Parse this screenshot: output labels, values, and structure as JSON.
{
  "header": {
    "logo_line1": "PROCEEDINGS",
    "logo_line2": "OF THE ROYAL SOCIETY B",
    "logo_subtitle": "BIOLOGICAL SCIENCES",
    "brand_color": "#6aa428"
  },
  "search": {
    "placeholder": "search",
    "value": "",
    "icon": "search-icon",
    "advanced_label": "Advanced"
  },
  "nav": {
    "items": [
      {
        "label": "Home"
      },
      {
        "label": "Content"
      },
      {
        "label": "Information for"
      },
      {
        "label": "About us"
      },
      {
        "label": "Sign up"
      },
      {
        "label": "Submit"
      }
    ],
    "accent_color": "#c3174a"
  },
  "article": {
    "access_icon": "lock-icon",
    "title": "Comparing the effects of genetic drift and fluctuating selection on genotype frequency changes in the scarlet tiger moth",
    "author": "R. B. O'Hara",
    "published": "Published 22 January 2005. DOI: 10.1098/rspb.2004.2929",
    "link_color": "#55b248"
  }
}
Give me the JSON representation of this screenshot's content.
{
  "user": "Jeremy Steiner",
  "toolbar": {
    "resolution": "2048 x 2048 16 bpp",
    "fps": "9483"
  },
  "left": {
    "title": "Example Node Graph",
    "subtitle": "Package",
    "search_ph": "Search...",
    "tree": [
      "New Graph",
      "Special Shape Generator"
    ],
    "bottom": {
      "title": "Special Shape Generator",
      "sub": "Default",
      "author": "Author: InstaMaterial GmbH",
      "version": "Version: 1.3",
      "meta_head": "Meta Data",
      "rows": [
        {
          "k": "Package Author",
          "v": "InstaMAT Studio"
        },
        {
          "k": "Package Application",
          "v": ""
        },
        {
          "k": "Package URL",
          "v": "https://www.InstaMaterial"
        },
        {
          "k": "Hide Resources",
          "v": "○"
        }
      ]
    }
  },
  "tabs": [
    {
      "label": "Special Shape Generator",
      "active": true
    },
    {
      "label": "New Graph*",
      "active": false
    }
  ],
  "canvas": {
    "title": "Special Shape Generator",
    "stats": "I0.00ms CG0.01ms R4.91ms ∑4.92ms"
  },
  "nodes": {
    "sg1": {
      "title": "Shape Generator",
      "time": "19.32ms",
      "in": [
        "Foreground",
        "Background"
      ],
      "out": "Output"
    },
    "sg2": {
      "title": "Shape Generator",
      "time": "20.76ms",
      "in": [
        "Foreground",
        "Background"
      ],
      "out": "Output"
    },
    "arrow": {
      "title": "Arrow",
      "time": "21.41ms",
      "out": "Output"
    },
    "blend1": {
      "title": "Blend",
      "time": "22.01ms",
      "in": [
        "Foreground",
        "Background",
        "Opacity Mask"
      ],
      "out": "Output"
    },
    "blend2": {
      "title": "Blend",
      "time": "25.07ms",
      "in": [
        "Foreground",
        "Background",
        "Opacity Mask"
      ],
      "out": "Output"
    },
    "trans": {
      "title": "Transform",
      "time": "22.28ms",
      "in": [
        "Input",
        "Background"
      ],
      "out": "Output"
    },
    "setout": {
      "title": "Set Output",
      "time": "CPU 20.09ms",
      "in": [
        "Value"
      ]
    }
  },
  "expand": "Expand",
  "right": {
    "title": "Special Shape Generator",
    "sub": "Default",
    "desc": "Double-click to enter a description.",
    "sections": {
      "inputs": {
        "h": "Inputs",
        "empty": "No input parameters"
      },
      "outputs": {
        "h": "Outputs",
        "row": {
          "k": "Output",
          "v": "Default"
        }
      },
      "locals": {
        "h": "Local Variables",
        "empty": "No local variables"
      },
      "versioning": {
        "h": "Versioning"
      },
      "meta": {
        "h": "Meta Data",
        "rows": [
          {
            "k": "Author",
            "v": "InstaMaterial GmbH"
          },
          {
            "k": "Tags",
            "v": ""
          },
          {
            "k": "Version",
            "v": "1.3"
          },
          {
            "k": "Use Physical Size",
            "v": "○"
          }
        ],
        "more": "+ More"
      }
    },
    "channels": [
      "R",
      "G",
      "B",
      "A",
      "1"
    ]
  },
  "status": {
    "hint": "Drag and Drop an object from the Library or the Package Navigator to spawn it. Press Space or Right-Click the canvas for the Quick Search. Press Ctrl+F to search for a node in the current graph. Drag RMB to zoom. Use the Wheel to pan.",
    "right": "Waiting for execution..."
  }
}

※ ※ ※

[EXERCISE DESCRIPTION] Can you reproduce all the material exactly?

[OUTPUT OF THE EXERCISE]
Parse this screenshot: output labels, values, and structure as JSON.
{
  "header": {
    "logo_line1": "PROCEEDINGS",
    "logo_line2": "OF THE ROYAL SOCIETY B",
    "logo_subtitle": "BIOLOGICAL SCIENCES",
    "brand_color": "#6aa428"
  },
  "search": {
    "placeholder": "search",
    "value": "",
    "icon": "search-icon",
    "advanced_label": "Advanced"
  },
  "nav": {
    "items": [
      {
        "label": "Home"
      },
      {
        "label": "Content"
      },
      {
        "label": "Information for"
      },
      {
        "label": "About us"
      },
      {
        "label": "Sign up"
      },
      {
        "label": "Submit"
      }
    ],
    "accent_color": "#c3174a"
  },
  "article": {
    "access_icon": "lock-icon",
    "title": "Comparing the effects of genetic drift and fluctuating selection on genotype frequency changes in the scarlet tiger moth",
    "author": "R. B. O'Hara",
    "published": "Published 22 January 2005. DOI: 10.1098/rspb.2004.2929",
    "link_color": "#55b248"
  }
}
Give me the JSON representation of this screenshot's content.
{
  "user": "Jeremy Steiner",
  "toolbar": {
    "resolution": "2048 x 2048 16 bpp",
    "fps": "9483"
  },
  "left": {
    "title": "Example Node Graph",
    "subtitle": "Package",
    "search_ph": "Search...",
    "tree": [
      "New Graph",
      "Special Shape Generator"
    ],
    "bottom": {
      "title": "Special Shape Generator",
      "sub": "Default",
      "author": "Author: InstaMaterial GmbH",
      "version": "Version: 1.3",
      "meta_head": "Meta Data",
      "rows": [
        {
          "k": "Package Author",
          "v": "InstaMAT Studio"
        },
        {
          "k": "Package Application",
          "v": ""
        },
        {
          "k": "Package URL",
          "v": "https://www.InstaMaterial"
        },
        {
          "k": "Hide Resources",
          "v": "○"
        }
      ]
    }
  },
  "tabs": [
    {
      "label": "Special Shape Generator",
      "active": true
    },
    {
      "label": "New Graph*",
      "active": false
    }
  ],
  "canvas": {
    "title": "Special Shape Generator",
    "stats": "I0.00ms CG0.01ms R4.91ms ∑4.92ms"
  },
  "nodes": {
    "sg1": {
      "title": "Shape Generator",
      "time": "19.32ms",
      "in": [
        "Foreground",
        "Background"
      ],
      "out": "Output"
    },
    "sg2": {
      "title": "Shape Generator",
      "time": "20.76ms",
      "in": [
        "Foreground",
        "Background"
      ],
      "out": "Output"
    },
    "arrow": {
      "title": "Arrow",
      "time": "21.41ms",
      "out": "Output"
    },
    "blend1": {
      "title": "Blend",
      "time": "22.01ms",
      "in": [
        "Foreground",
        "Background",
        "Opacity Mask"
      ],
      "out": "Output"
    },
    "blend2": {
      "title": "Blend",
      "time": "25.07ms",
      "in": [
        "Foreground",
        "Background",
        "Opacity Mask"
      ],
      "out": "Output"
    },
    "trans": {
      "title": "Transform",
      "time": "22.28ms",
      "in": [
        "Input",
        "Background"
      ],
      "out": "Output"
    },
    "setout": {
      "title": "Set Output",
      "time": "CPU 20.09ms",
      "in": [
        "Value"
      ]
    }
  },
  "expand": "Expand",
  "right": {
    "title": "Special Shape Generator",
    "sub": "Default",
    "desc": "Double-click to enter a description.",
    "sections": {
      "inputs": {
        "h": "Inputs",
        "empty": "No input parameters"
      },
      "outputs": {
        "h": "Outputs",
        "row": {
          "k": "Output",
          "v": "Default"
        }
      },
      "locals": {
        "h": "Local Variables",
        "empty": "No local variables"
      },
      "versioning": {
        "h": "Versioning"
      },
      "meta": {
        "h": "Meta Data",
        "rows": [
          {
            "k": "Author",
            "v": "InstaMaterial GmbH"
          },
          {
            "k": "Tags",
            "v": ""
          },
          {
            "k": "Version",
            "v": "1.3"
          },
          {
            "k": "Use Physical Size",
            "v": "○"
          }
        ],
        "more": "+ More"
      }
    },
    "channels": [
      "R",
      "G",
      "B",
      "A",
      "1"
    ]
  },
  "status": {
    "hint": "Drag and Drop an object from the Library or the Package Navigator to spawn it. Press Space or Right-Click the canvas for the Quick Search. Press Ctrl+F to search for a node in the current graph. Drag RMB to zoom. Use the Wheel to pan.",
    "right": "Waiting for execution..."
  }
}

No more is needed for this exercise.